Stored data
-=-=-

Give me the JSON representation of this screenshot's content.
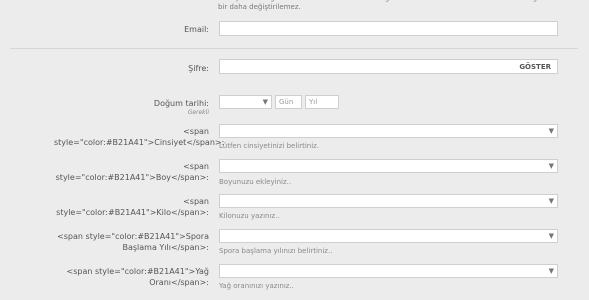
{
  "top_note": "Mesajlarınızda gösterecek kullanıcı adıdır. İstediğiniz ismi kullanabilirsiniz. Bir kez belirlediğinde bir daha değiştirilemez.",
  "email": {
    "label": "Email:",
    "value": ""
  },
  "password": {
    "label": "Şifre:",
    "value": "",
    "show_label": "GÖSTER"
  },
  "birthdate": {
    "label": "Doğum tarihi:",
    "required": "Gerekli",
    "month_value": "",
    "day_placeholder": "Gün",
    "year_placeholder": "Yıl"
  },
  "fields": [
    {
      "label": "<span style=\"color:#B21A41\">Cinsiyet</span>:",
      "hint": "Lütfen cinsiyetinizi belirtiniz."
    },
    {
      "label": "<span style=\"color:#B21A41\">Boy</span>:",
      "hint": "Boyunuzu ekleyiniz.."
    },
    {
      "label": "<span style=\"color:#B21A41\">Kilo</span>:",
      "hint": "Kilonuzu yazınız.."
    },
    {
      "label": "<span style=\"color:#B21A41\">Spora Başlama Yılı</span>:",
      "hint": "Spora başlama yılınızı belirtiniz.."
    },
    {
      "label": "<span style=\"color:#B21A41\">Yağ Oranı</span>:",
      "hint": "Yağ oranınızı yazınız.."
    }
  ],
  "icons": {
    "dropdown": "chevron-down-icon"
  }
}
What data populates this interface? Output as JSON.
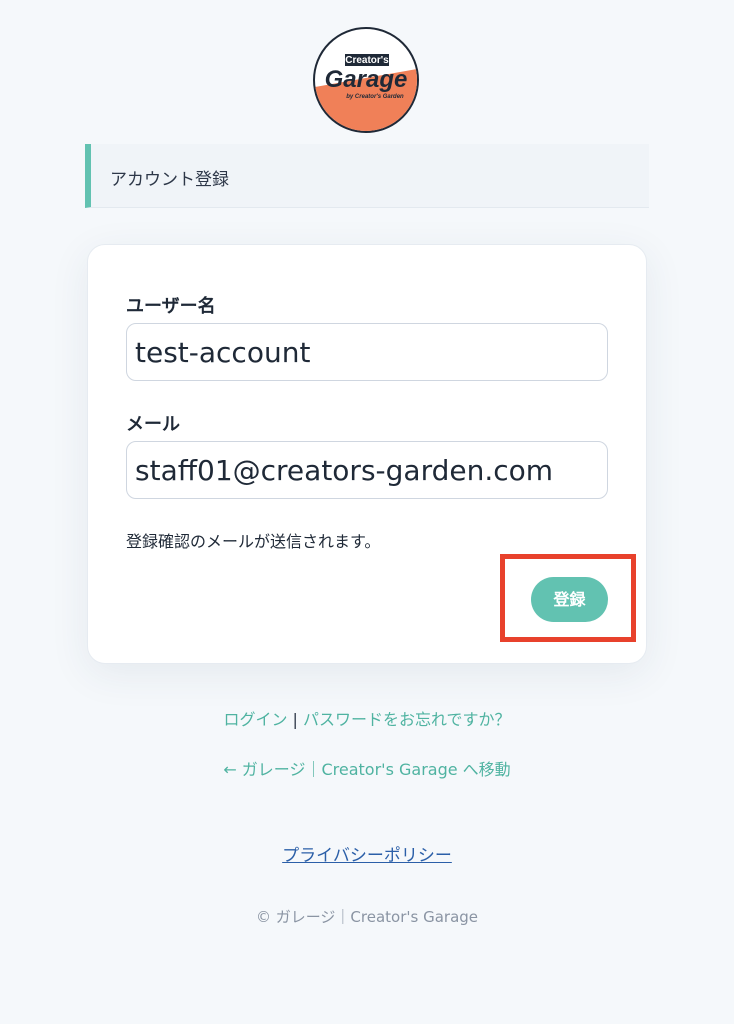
{
  "logo": {
    "line1": "Creator's",
    "line2": "Garage",
    "line3": "by Creator's Garden",
    "colors": {
      "accent": "#f08058",
      "ink": "#1f2937"
    }
  },
  "header": {
    "title": "アカウント登録"
  },
  "form": {
    "username_label": "ユーザー名",
    "username_value": "test-account",
    "email_label": "メール",
    "email_value": "staff01@creators-garden.com",
    "note": "登録確認のメールが送信されます。",
    "submit_label": "登録"
  },
  "links": {
    "login": "ログイン",
    "separator": " | ",
    "forgot_password": "パスワードをお忘れですか？",
    "back_link": "← ガレージ｜Creator's Garage へ移動"
  },
  "footer": {
    "privacy": "プライバシーポリシー",
    "copyright": "© ガレージ｜Creator's Garage"
  },
  "colors": {
    "accent": "#62c2b1",
    "highlight": "#e8412c",
    "link": "#4fb3a1",
    "privacy_link": "#2b5fa8",
    "background": "#f5f8fb"
  }
}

-=-=-

SET TASK:
Copy out the entries verbatim and leave the images out.

EXERCISE RESPONSE:
Give me the JSON representation of this screenshot's content.
{
  "top_note": "Mesajlarınızda gösterecek kullanıcı adıdır. İstediğiniz ismi kullanabilirsiniz. Bir kez belirlediğinde bir daha değiştirilemez.",
  "email": {
    "label": "Email:",
    "value": ""
  },
  "password": {
    "label": "Şifre:",
    "value": "",
    "show_label": "GÖSTER"
  },
  "birthdate": {
    "label": "Doğum tarihi:",
    "required": "Gerekli",
    "month_value": "",
    "day_placeholder": "Gün",
    "year_placeholder": "Yıl"
  },
  "fields": [
    {
      "label": "<span style=\"color:#B21A41\">Cinsiyet</span>:",
      "hint": "Lütfen cinsiyetinizi belirtiniz."
    },
    {
      "label": "<span style=\"color:#B21A41\">Boy</span>:",
      "hint": "Boyunuzu ekleyiniz.."
    },
    {
      "label": "<span style=\"color:#B21A41\">Kilo</span>:",
      "hint": "Kilonuzu yazınız.."
    },
    {
      "label": "<span style=\"color:#B21A41\">Spora Başlama Yılı</span>:",
      "hint": "Spora başlama yılınızı belirtiniz.."
    },
    {
      "label": "<span style=\"color:#B21A41\">Yağ Oranı</span>:",
      "hint": "Yağ oranınızı yazınız.."
    }
  ],
  "icons": {
    "dropdown": "chevron-down-icon"
  }
}
What data populates this interface? Output as JSON.
{
  "logo": {
    "line1": "Creator's",
    "line2": "Garage",
    "line3": "by Creator's Garden",
    "colors": {
      "accent": "#f08058",
      "ink": "#1f2937"
    }
  },
  "header": {
    "title": "アカウント登録"
  },
  "form": {
    "username_label": "ユーザー名",
    "username_value": "test-account",
    "email_label": "メール",
    "email_value": "staff01@creators-garden.com",
    "note": "登録確認のメールが送信されます。",
    "submit_label": "登録"
  },
  "links": {
    "login": "ログイン",
    "separator": " | ",
    "forgot_password": "パスワードをお忘れですか？",
    "back_link": "← ガレージ｜Creator's Garage へ移動"
  },
  "footer": {
    "privacy": "プライバシーポリシー",
    "copyright": "© ガレージ｜Creator's Garage"
  },
  "colors": {
    "accent": "#62c2b1",
    "highlight": "#e8412c",
    "link": "#4fb3a1",
    "privacy_link": "#2b5fa8",
    "background": "#f5f8fb"
  }
}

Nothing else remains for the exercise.